(Problem to work on) Your task is to extract every line from the material below exactly.

(Records for the task)
-=-=-

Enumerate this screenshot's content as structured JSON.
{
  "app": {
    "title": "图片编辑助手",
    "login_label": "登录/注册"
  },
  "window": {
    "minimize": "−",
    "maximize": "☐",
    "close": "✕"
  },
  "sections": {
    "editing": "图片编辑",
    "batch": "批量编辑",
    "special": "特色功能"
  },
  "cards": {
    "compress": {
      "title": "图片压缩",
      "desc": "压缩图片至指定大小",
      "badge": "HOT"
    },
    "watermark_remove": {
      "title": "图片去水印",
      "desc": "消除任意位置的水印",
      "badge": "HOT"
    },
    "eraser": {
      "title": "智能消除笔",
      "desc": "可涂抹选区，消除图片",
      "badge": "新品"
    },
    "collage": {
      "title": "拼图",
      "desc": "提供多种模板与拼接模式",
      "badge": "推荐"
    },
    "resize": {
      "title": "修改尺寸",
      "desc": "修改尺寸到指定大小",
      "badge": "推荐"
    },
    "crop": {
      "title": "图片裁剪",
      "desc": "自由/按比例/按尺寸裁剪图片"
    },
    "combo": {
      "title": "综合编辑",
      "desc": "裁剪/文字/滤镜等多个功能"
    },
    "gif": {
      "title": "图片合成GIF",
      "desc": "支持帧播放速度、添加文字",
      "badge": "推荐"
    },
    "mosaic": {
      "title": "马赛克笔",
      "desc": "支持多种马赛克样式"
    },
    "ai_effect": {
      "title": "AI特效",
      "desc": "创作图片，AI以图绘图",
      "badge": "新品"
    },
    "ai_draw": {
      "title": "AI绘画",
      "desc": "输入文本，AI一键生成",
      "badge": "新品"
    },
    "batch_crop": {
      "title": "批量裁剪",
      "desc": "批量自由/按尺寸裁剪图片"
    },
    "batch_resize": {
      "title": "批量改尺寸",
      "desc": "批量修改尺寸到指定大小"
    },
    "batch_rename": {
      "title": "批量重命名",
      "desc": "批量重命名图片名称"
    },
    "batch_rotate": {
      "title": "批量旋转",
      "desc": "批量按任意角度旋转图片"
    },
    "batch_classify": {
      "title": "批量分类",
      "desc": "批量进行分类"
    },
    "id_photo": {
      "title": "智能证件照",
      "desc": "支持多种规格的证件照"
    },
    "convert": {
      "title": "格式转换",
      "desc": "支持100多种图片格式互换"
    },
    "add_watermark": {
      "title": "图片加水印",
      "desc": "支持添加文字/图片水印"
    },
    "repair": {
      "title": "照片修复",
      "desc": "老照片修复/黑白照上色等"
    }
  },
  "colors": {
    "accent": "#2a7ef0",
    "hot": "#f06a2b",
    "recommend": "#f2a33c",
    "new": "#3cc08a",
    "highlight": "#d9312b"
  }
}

-=-=-

(Worked solution)
Enumerate this screenshot's content as structured JSON.
{
  "app": {
    "title": "图片编辑助手",
    "login_label": "登录/注册"
  },
  "window": {
    "minimize": "−",
    "maximize": "☐",
    "close": "✕"
  },
  "sections": {
    "editing": "图片编辑",
    "batch": "批量编辑",
    "special": "特色功能"
  },
  "cards": {
    "compress": {
      "title": "图片压缩",
      "desc": "压缩图片至指定大小",
      "badge": "HOT"
    },
    "watermark_remove": {
      "title": "图片去水印",
      "desc": "消除任意位置的水印",
      "badge": "HOT"
    },
    "eraser": {
      "title": "智能消除笔",
      "desc": "可涂抹选区，消除图片",
      "badge": "新品"
    },
    "collage": {
      "title": "拼图",
      "desc": "提供多种模板与拼接模式",
      "badge": "推荐"
    },
    "resize": {
      "title": "修改尺寸",
      "desc": "修改尺寸到指定大小",
      "badge": "推荐"
    },
    "crop": {
      "title": "图片裁剪",
      "desc": "自由/按比例/按尺寸裁剪图片"
    },
    "combo": {
      "title": "综合编辑",
      "desc": "裁剪/文字/滤镜等多个功能"
    },
    "gif": {
      "title": "图片合成GIF",
      "desc": "支持帧播放速度、添加文字",
      "badge": "推荐"
    },
    "mosaic": {
      "title": "马赛克笔",
      "desc": "支持多种马赛克样式"
    },
    "ai_effect": {
      "title": "AI特效",
      "desc": "创作图片，AI以图绘图",
      "badge": "新品"
    },
    "ai_draw": {
      "title": "AI绘画",
      "desc": "输入文本，AI一键生成",
      "badge": "新品"
    },
    "batch_crop": {
      "title": "批量裁剪",
      "desc": "批量自由/按尺寸裁剪图片"
    },
    "batch_resize": {
      "title": "批量改尺寸",
      "desc": "批量修改尺寸到指定大小"
    },
    "batch_rename": {
      "title": "批量重命名",
      "desc": "批量重命名图片名称"
    },
    "batch_rotate": {
      "title": "批量旋转",
      "desc": "批量按任意角度旋转图片"
    },
    "batch_classify": {
      "title": "批量分类",
      "desc": "批量进行分类"
    },
    "id_photo": {
      "title": "智能证件照",
      "desc": "支持多种规格的证件照"
    },
    "convert": {
      "title": "格式转换",
      "desc": "支持100多种图片格式互换"
    },
    "add_watermark": {
      "title": "图片加水印",
      "desc": "支持添加文字/图片水印"
    },
    "repair": {
      "title": "照片修复",
      "desc": "老照片修复/黑白照上色等"
    }
  },
  "colors": {
    "accent": "#2a7ef0",
    "hot": "#f06a2b",
    "recommend": "#f2a33c",
    "new": "#3cc08a",
    "highlight": "#d9312b"
  }
}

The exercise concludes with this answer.